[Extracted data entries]
——————————

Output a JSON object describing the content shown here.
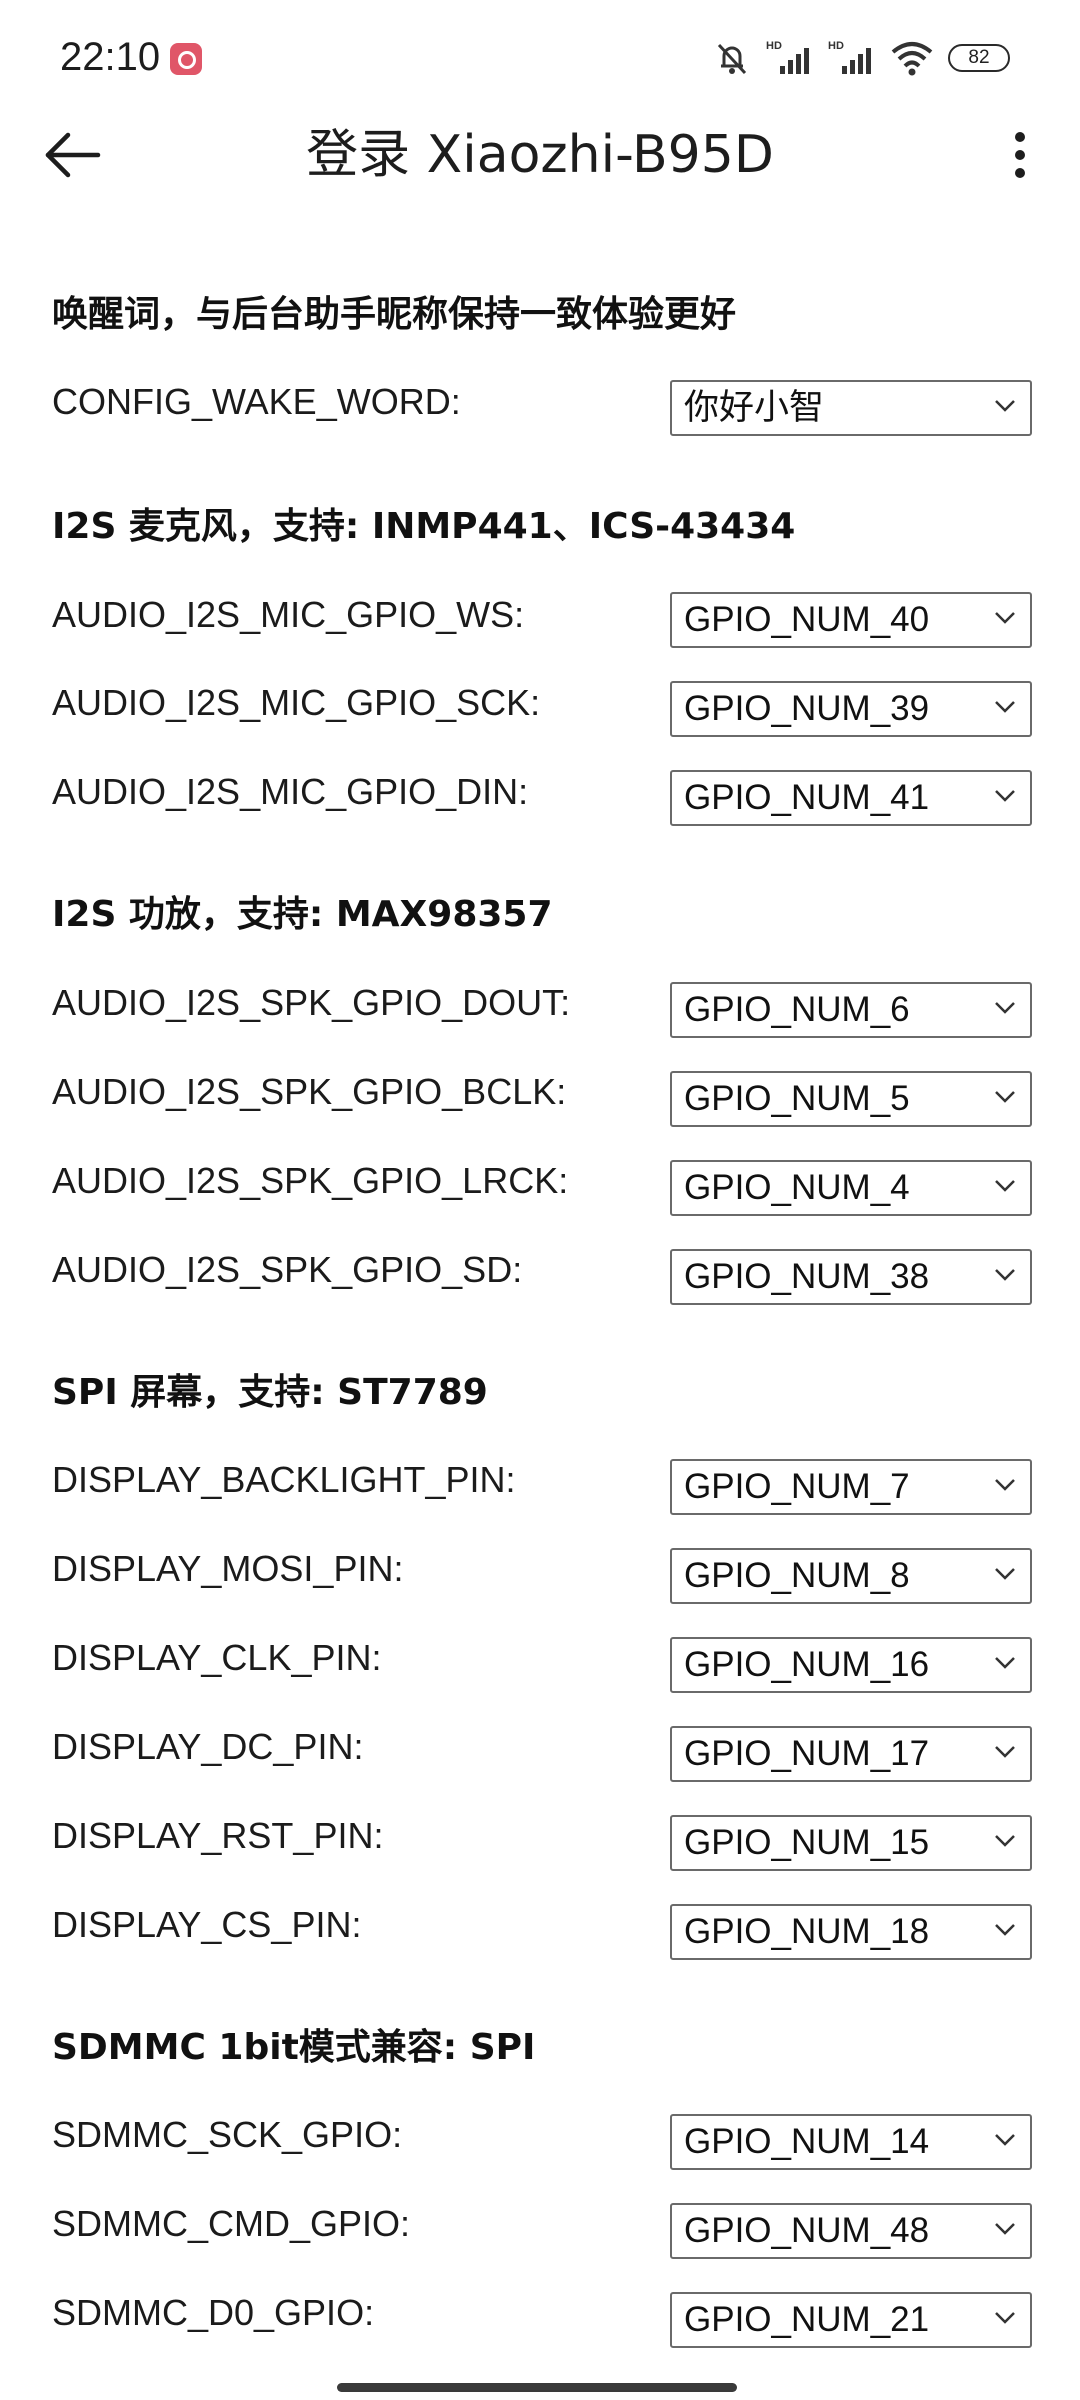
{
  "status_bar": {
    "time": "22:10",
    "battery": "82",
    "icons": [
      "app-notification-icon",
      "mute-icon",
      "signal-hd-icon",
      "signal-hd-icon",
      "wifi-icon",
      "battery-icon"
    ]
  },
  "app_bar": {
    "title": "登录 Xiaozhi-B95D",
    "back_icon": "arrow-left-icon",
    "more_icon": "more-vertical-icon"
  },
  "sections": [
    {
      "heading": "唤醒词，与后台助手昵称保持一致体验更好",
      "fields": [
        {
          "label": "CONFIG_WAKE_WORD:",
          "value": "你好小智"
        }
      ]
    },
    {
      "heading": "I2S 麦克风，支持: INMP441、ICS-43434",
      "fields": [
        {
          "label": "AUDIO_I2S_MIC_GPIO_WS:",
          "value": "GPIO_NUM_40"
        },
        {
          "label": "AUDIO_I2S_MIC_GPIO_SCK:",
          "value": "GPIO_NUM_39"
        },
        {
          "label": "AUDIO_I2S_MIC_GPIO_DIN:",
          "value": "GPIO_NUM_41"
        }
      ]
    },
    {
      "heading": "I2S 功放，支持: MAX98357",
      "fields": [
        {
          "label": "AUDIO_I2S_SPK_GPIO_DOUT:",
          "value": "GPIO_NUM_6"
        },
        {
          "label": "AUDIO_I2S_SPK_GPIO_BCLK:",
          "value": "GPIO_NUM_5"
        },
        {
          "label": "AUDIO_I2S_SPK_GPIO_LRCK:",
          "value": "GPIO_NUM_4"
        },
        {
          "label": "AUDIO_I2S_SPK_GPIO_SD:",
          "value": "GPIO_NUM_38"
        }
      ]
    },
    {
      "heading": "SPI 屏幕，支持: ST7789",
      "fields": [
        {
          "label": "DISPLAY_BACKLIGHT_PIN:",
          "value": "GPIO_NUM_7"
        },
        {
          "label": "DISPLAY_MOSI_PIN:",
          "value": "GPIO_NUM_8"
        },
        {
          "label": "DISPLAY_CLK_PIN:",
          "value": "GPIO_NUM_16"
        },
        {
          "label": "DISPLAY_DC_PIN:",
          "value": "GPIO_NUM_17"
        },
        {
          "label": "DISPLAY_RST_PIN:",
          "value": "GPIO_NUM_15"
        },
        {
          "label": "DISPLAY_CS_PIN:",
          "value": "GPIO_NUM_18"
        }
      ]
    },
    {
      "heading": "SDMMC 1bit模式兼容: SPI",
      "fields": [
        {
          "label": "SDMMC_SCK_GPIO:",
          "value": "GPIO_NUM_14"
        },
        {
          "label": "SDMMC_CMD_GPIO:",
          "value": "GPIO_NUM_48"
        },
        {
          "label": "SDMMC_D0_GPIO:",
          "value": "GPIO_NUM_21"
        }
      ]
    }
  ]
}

——————————

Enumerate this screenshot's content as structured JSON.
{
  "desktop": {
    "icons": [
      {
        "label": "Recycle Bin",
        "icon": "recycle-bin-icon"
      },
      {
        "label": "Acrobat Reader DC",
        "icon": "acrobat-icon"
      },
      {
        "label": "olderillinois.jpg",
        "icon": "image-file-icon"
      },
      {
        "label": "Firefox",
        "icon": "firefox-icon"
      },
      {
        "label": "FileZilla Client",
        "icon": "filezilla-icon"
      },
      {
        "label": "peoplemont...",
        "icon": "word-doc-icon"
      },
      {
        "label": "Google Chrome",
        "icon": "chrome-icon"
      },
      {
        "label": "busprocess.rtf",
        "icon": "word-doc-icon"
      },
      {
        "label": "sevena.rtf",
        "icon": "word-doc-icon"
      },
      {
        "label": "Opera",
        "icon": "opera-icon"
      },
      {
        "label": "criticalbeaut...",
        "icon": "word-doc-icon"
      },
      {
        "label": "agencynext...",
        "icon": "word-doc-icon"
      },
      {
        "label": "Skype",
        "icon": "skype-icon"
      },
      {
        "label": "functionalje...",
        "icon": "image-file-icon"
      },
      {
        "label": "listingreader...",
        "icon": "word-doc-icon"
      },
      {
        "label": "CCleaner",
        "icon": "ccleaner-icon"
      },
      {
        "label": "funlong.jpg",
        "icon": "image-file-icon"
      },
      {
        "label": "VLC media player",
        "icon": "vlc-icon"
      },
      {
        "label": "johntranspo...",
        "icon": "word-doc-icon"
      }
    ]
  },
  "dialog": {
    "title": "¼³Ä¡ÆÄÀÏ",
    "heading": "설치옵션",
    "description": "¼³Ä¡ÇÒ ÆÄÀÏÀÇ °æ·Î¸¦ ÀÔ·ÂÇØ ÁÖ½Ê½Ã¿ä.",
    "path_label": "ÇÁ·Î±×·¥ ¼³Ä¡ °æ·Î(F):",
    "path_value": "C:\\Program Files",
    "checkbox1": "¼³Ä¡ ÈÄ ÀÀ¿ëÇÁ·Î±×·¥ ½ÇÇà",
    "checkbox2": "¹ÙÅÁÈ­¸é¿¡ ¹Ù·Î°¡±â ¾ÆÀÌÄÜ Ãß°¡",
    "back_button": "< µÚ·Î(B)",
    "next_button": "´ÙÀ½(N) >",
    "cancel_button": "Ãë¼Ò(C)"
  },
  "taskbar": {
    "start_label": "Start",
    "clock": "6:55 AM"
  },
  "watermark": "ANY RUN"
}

——————————

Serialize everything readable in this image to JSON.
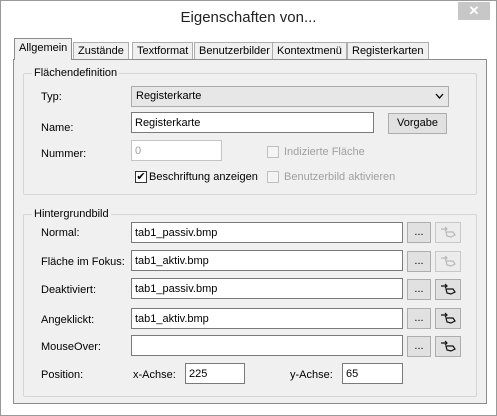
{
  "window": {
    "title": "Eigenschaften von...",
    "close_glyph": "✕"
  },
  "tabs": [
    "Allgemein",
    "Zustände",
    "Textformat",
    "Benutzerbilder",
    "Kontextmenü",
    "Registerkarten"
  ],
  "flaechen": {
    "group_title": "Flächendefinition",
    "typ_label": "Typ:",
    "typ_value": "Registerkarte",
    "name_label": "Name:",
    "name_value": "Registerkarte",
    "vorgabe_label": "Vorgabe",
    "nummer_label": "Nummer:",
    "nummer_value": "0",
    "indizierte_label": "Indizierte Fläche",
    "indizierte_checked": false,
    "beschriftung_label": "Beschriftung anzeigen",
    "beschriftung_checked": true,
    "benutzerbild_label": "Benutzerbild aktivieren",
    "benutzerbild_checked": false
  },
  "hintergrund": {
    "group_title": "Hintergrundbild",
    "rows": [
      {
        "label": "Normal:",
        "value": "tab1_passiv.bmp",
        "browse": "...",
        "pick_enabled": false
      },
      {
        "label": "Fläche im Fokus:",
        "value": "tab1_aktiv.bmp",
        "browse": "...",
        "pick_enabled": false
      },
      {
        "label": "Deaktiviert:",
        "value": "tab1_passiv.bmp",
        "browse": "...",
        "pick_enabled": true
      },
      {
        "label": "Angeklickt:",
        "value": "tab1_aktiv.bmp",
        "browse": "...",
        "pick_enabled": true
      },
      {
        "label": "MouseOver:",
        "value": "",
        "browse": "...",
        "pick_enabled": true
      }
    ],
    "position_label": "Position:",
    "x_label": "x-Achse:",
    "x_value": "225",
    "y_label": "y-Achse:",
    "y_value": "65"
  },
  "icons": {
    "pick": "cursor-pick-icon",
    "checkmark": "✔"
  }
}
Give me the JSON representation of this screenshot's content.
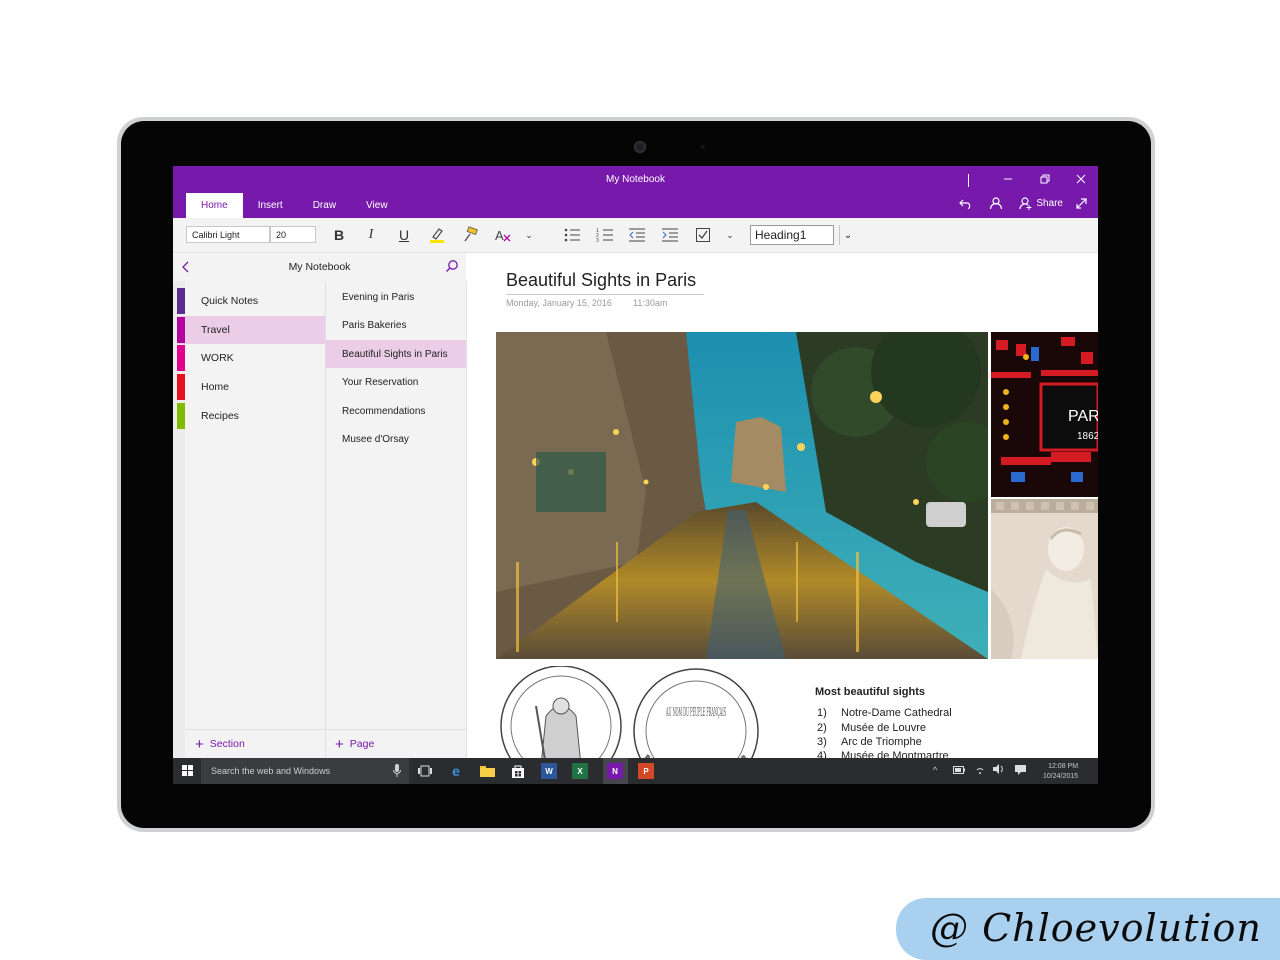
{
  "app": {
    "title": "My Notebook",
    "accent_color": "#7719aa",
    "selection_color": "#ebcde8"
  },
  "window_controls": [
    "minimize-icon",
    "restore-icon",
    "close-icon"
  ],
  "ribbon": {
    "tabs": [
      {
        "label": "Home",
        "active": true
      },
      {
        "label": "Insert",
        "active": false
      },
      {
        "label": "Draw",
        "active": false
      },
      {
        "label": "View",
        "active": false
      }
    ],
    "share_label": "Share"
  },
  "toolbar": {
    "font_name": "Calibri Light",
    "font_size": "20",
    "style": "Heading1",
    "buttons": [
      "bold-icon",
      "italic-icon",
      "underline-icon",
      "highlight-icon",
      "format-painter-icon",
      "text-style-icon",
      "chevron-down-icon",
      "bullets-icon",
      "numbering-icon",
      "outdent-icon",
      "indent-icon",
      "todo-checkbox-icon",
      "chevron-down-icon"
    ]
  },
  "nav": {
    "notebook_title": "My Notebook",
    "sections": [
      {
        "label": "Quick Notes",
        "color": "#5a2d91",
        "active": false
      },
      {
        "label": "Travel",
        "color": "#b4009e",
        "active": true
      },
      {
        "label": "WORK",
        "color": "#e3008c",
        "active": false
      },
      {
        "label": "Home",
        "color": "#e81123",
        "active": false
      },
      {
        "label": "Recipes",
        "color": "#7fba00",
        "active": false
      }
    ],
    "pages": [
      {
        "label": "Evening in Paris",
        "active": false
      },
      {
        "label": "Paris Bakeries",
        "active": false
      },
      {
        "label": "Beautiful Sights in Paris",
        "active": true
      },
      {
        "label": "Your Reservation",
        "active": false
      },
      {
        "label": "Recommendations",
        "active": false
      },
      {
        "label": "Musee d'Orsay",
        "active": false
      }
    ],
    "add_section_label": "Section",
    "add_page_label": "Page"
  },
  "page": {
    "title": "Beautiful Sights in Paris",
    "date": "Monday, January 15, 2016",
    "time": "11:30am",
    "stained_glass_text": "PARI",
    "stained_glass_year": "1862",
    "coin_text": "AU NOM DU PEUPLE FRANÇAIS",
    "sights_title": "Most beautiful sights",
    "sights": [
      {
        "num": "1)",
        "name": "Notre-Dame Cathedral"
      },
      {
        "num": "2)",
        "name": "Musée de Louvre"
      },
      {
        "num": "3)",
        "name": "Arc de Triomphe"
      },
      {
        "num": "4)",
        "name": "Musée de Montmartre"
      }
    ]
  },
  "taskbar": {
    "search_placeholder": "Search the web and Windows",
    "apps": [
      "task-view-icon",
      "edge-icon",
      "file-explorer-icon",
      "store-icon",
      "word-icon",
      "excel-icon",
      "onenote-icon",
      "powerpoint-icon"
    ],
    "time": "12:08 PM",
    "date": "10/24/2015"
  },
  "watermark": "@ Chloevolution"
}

——————————

● **DIRECTIONS**
Count the lines in the material above where the string "content" appears, then state only that count.

● **ANSWER TO THE EXERCISE**
3